All lines holding the string "true" are to be shown.

**LISTING**
========================================================================

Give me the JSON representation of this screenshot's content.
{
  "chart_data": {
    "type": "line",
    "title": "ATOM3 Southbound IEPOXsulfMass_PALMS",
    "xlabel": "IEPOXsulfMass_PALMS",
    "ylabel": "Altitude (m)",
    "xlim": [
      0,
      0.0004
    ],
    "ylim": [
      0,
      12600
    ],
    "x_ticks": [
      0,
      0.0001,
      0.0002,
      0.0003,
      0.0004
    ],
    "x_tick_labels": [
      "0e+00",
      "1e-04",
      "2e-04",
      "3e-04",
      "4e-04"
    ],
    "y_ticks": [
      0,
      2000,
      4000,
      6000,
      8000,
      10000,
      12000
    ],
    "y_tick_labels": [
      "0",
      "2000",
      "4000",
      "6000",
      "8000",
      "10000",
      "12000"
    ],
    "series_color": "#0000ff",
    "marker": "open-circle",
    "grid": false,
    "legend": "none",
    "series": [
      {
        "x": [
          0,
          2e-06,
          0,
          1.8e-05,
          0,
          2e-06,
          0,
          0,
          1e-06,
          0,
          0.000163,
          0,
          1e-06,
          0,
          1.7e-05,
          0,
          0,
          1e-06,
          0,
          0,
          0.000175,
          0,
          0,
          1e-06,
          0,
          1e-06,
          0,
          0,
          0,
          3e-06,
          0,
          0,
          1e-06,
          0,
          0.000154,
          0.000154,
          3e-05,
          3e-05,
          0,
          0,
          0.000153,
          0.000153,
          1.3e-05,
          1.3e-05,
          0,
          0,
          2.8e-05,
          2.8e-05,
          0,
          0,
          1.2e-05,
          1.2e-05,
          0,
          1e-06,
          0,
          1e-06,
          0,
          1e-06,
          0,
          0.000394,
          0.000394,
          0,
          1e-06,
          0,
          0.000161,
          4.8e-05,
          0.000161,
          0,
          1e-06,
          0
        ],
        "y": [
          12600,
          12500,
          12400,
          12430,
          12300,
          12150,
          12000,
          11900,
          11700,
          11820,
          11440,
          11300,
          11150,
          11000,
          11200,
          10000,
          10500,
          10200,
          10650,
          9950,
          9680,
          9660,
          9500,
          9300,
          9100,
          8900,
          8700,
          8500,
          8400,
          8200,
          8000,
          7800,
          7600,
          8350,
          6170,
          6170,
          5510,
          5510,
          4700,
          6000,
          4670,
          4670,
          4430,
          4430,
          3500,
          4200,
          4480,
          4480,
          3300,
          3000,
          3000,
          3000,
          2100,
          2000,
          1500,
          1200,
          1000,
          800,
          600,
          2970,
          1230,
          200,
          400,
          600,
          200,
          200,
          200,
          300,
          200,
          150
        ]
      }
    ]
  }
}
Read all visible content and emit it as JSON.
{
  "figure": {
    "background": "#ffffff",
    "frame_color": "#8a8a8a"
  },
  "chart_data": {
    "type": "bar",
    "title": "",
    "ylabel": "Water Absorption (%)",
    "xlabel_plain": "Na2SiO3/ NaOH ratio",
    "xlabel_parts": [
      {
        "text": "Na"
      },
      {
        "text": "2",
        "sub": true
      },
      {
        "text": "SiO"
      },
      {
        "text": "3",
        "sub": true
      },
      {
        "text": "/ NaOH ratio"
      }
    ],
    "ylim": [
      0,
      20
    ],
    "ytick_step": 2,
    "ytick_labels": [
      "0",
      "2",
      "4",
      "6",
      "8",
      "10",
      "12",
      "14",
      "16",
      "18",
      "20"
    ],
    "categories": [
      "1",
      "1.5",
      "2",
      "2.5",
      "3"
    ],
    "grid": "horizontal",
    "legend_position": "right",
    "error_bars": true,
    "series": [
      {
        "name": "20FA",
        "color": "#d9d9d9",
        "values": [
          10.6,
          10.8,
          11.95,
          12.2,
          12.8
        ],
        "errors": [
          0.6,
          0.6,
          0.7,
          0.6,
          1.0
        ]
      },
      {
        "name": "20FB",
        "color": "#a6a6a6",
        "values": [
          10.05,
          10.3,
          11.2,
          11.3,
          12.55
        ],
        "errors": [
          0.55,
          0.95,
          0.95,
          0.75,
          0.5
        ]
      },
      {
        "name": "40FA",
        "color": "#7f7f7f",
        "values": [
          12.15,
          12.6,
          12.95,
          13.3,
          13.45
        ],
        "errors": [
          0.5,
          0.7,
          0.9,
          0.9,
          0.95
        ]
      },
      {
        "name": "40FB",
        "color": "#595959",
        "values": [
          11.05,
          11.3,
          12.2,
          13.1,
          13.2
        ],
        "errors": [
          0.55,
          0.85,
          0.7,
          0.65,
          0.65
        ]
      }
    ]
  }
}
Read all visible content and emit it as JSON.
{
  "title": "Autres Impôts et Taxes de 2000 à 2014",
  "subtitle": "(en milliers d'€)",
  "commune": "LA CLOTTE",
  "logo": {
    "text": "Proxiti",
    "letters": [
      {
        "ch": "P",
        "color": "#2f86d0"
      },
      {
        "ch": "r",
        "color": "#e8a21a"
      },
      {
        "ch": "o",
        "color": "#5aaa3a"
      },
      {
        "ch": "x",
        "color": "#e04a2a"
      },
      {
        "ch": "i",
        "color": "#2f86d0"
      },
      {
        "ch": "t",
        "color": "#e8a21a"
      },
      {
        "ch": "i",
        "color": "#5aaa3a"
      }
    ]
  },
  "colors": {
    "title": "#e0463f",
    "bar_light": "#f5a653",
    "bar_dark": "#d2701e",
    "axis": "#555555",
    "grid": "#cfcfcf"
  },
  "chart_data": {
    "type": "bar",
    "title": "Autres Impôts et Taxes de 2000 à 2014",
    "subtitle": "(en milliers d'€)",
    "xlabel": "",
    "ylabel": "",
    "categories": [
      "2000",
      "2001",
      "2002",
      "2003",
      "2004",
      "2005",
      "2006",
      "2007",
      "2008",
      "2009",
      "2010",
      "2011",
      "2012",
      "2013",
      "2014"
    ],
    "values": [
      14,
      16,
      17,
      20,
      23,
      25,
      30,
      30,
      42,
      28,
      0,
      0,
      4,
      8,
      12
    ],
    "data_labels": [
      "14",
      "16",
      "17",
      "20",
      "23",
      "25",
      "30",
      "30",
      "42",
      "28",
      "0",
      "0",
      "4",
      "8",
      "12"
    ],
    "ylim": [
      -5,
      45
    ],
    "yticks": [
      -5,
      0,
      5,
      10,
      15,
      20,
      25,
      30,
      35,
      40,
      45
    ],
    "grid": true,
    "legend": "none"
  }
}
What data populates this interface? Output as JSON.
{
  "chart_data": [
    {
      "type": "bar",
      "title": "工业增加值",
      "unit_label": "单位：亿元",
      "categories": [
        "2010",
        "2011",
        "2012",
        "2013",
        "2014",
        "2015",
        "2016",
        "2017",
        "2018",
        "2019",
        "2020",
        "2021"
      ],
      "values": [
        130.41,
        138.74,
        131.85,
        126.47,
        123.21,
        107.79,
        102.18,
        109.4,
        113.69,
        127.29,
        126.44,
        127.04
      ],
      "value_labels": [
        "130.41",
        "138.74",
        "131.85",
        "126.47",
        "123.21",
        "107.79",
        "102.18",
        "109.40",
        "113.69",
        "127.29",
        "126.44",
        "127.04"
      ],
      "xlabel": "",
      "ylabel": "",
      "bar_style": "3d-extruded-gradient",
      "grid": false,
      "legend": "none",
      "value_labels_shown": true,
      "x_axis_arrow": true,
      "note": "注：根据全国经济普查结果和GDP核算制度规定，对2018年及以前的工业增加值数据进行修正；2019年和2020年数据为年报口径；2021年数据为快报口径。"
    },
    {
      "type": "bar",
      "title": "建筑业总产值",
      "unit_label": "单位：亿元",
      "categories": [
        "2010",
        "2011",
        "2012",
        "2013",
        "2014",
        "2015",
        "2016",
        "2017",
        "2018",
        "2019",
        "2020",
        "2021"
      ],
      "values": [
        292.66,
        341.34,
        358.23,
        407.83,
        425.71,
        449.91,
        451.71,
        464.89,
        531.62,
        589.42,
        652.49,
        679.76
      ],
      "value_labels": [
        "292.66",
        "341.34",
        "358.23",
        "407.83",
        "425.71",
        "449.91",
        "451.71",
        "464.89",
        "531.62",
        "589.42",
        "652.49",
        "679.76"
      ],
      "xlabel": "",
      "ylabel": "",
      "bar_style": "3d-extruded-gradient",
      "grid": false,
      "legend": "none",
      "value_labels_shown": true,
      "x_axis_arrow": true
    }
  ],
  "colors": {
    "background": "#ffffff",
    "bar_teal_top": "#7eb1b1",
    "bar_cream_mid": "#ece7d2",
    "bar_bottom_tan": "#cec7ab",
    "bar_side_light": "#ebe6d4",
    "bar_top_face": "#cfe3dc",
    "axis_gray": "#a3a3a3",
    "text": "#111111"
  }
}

========================================================================

**ANSWER FOR THE TASK**
        "sub": true
        "sub": true
    "error_bars": true,
    "grid": true,
      "value_labels_shown": true,
      "x_axis_arrow": true,
      "value_labels_shown": true,
      "x_axis_arrow": true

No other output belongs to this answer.